REQUIRED TASK
Please turn everything from the line containing "item-2-label: 2.检查老师分分工：: [146, 496, 301, 515]" down to the line containing "item-1-label: 1.检查对象：: [146, 456, 250, 475]", both included, into a numbered list with no blank lines.

STORED ROWS

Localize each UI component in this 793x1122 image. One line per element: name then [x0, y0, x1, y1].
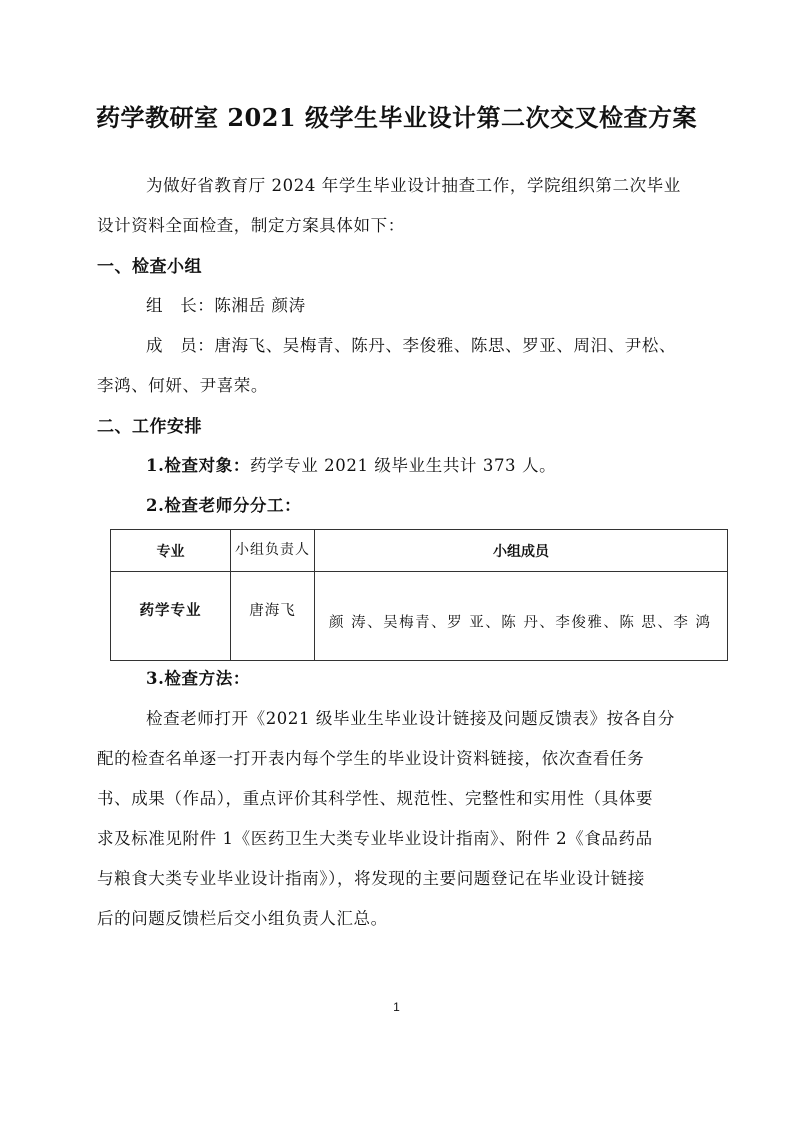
item-2-label: 2.检查老师分分工：: [146, 496, 301, 515]
cell-lead: 唐海飞: [231, 572, 315, 661]
assignment-table: 专业 小组负责人 小组成员 药学专业 唐海飞 颜 涛、吴梅青、罗 亚、陈 丹、李…: [110, 529, 728, 661]
table-row: 药学专业 唐海飞 颜 涛、吴梅青、罗 亚、陈 丹、李俊雅、陈 思、李 鸿: [111, 572, 728, 661]
section-2-heading: 二、工作安排: [97, 412, 202, 437]
item-3: 3.检查方法：: [146, 665, 250, 689]
intro-line-2: 设计资料全面检查，制定方案具体如下：: [97, 212, 405, 236]
document-page: 药学教研室 2021 级学生毕业设计第二次交叉检查方案 为做好省教育厅 2024…: [0, 0, 793, 1122]
method-line-5: 与粮食大类专业毕业设计指南》），将发现的主要问题登记在毕业设计链接: [97, 865, 645, 889]
page-number: 1: [0, 1000, 793, 1014]
header-members: 小组成员: [315, 530, 728, 572]
group-members-line-1: 成 员：唐海飞、吴梅青、陈丹、李俊雅、陈思、罗亚、周汨、尹松、: [146, 332, 676, 356]
method-line-1: 检查老师打开《2021 级毕业生毕业设计链接及问题反馈表》按各自分: [146, 705, 675, 729]
method-line-2: 配的检查名单逐一打开表内每个学生的毕业设计资料链接，依次查看任务: [97, 745, 644, 769]
intro-line-1: 为做好省教育厅 2024 年学生毕业设计抽查工作，学院组织第二次毕业: [146, 172, 681, 196]
header-lead: 小组负责人: [231, 530, 315, 572]
item-1: 1.检查对象：药学专业 2021 级毕业生共计 373 人。: [146, 452, 556, 476]
document-title: 药学教研室 2021 级学生毕业设计第二次交叉检查方案: [0, 98, 793, 133]
item-1-label: 1.检查对象：: [146, 456, 250, 475]
method-line-6: 后的问题反馈栏后交小组负责人汇总。: [97, 905, 388, 929]
method-line-4: 求及标准见附件 1《医药卫生大类专业毕业设计指南》、附件 2《食品药品: [97, 825, 653, 849]
section-1-heading: 一、检查小组: [97, 252, 202, 277]
cell-major: 药学专业: [111, 572, 231, 661]
cell-members: 颜 涛、吴梅青、罗 亚、陈 丹、李俊雅、陈 思、李 鸿: [315, 572, 728, 661]
header-major: 专业: [111, 530, 231, 572]
item-3-label: 3.检查方法：: [146, 669, 250, 688]
method-line-3: 书、成果（作品），重点评价其科学性、规范性、完整性和实用性（具体要: [97, 785, 653, 809]
item-1-text: 药学专业 2021 级毕业生共计 373 人。: [250, 456, 556, 475]
group-leader-line: 组 长：陈湘岳 颜涛: [146, 292, 306, 316]
group-members-line-2: 李鸿、何妍、尹喜荣。: [97, 372, 268, 396]
item-2: 2.检查老师分分工：: [146, 492, 301, 516]
table-header-row: 专业 小组负责人 小组成员: [111, 530, 728, 572]
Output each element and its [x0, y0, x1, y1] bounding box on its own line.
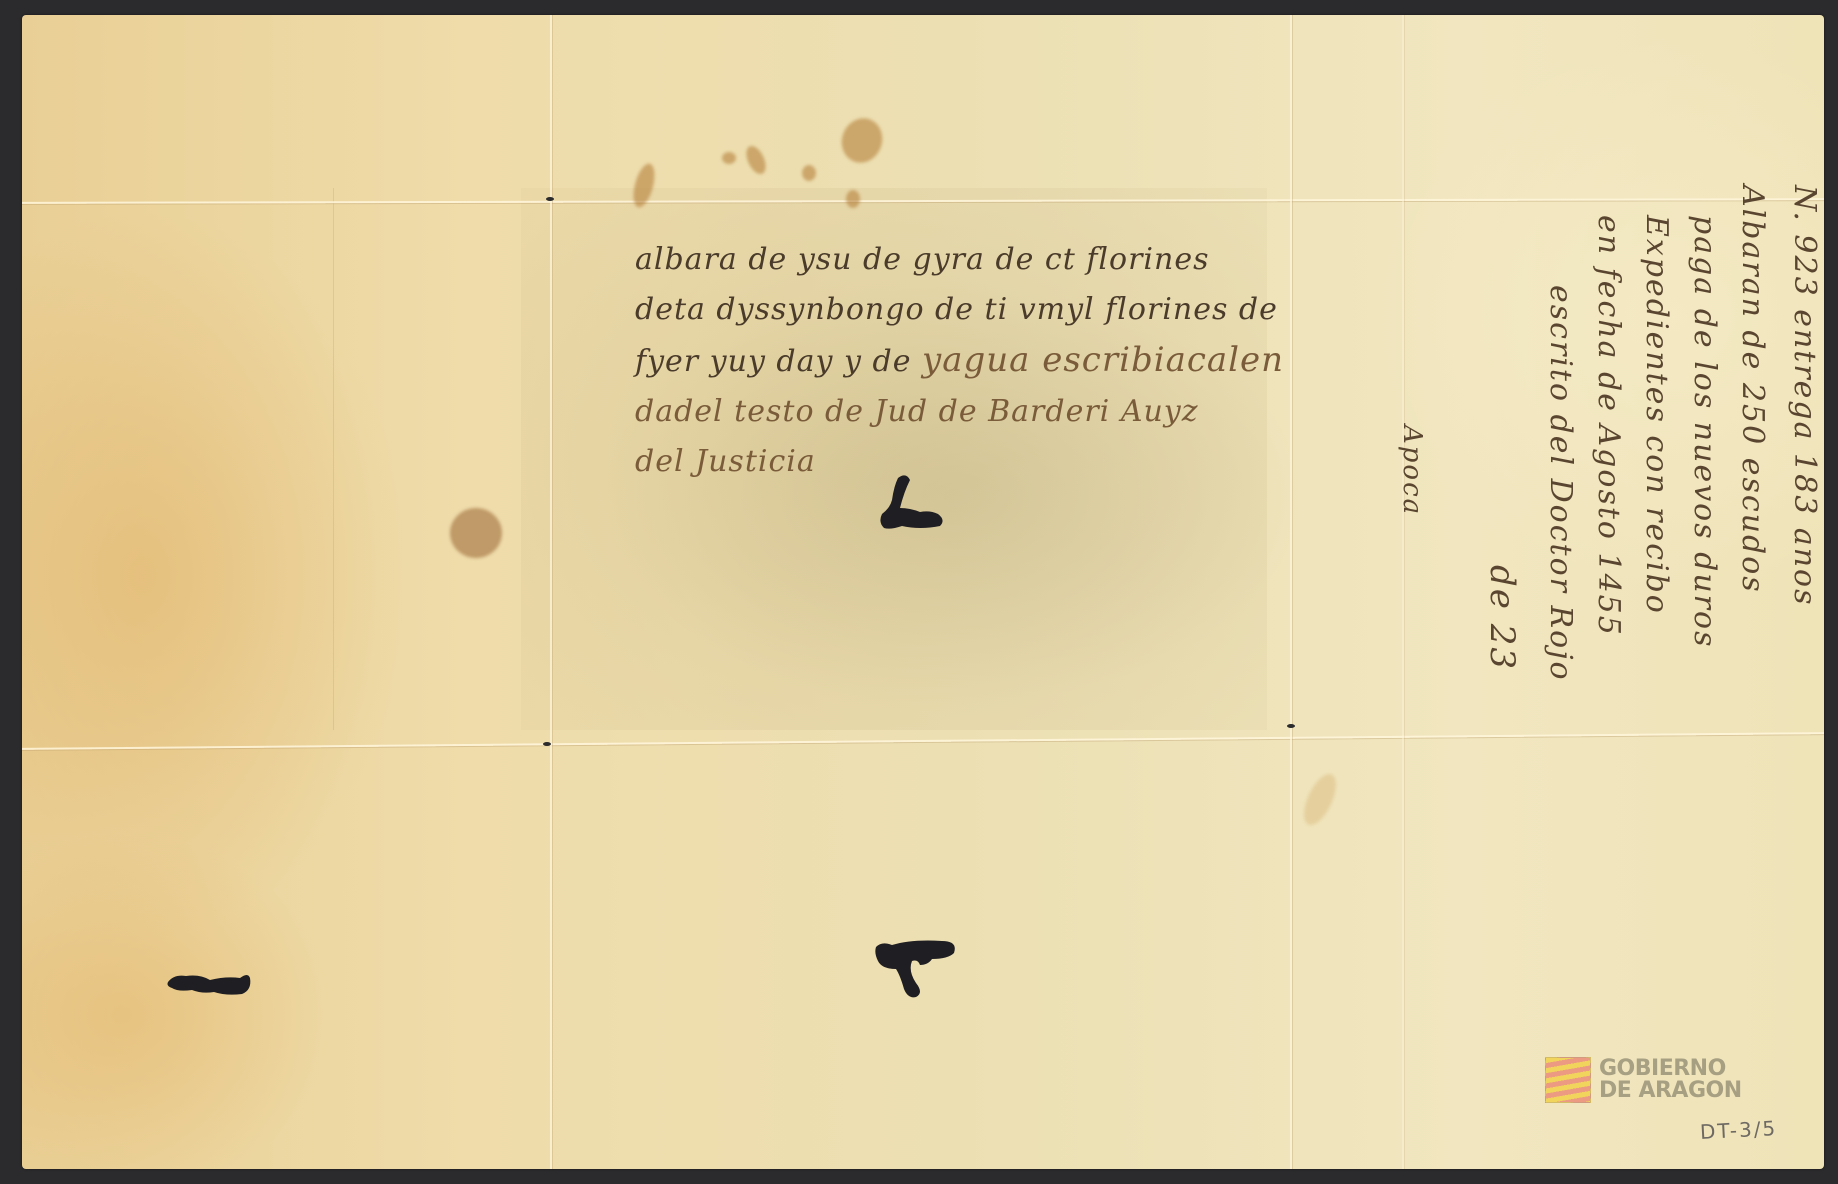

SOLVED EXERCISE
1. item-2-label: 2.检查老师分分工：: [146, 496, 301, 515]
2. cell-lead: 唐海飞: [231, 572, 315, 661]
3. assignment-table: 专业 小组负责人 小组成员 药学专业 唐海飞 颜 涛、吴梅青、罗 亚、陈 丹、李…: [110, 529, 728, 661]
4. table-row: 药学专业 唐海飞 颜 涛、吴梅青、罗 亚、陈 丹、李俊雅、陈 思、李 鸿: [111, 572, 728, 661]
5. section-2-heading: 二、工作安排: [97, 412, 202, 437]
6. item-3: 3.检查方法：: [146, 665, 250, 689]
7. intro-line-2: 设计资料全面检查，制定方案具体如下：: [97, 212, 405, 236]
8. document-page: 药学教研室 2021 级学生毕业设计第二次交叉检查方案 为做好省教育厅 2024…: [0, 0, 793, 1122]
9. method-line-5: 与粮食大类专业毕业设计指南》），将发现的主要问题登记在毕业设计链接: [97, 865, 645, 889]
10. page-number: 1: [0, 1000, 793, 1014]
11. header-members: 小组成员: [315, 530, 728, 572]
12. group-members-line-1: 成 员：唐海飞、吴梅青、陈丹、李俊雅、陈思、罗亚、周汨、尹松、: [146, 332, 676, 356]
13. method-line-1: 检查老师打开《2021 级毕业生毕业设计链接及问题反馈表》按各自分: [146, 705, 675, 729]
14. method-line-2: 配的检查名单逐一打开表内每个学生的毕业设计资料链接，依次查看任务: [97, 745, 644, 769]
15. intro-line-1: 为做好省教育厅 2024 年学生毕业设计抽查工作，学院组织第二次毕业: [146, 172, 681, 196]
16. header-lead: 小组负责人: [231, 530, 315, 572]
17. item-1: 1.检查对象：药学专业 2021 级毕业生共计 373 人。: [146, 452, 556, 476]
18. document-title: 药学教研室 2021 级学生毕业设计第二次交叉检查方案: [0, 98, 793, 133]
19. item-1-label: 1.检查对象：: [146, 456, 250, 475]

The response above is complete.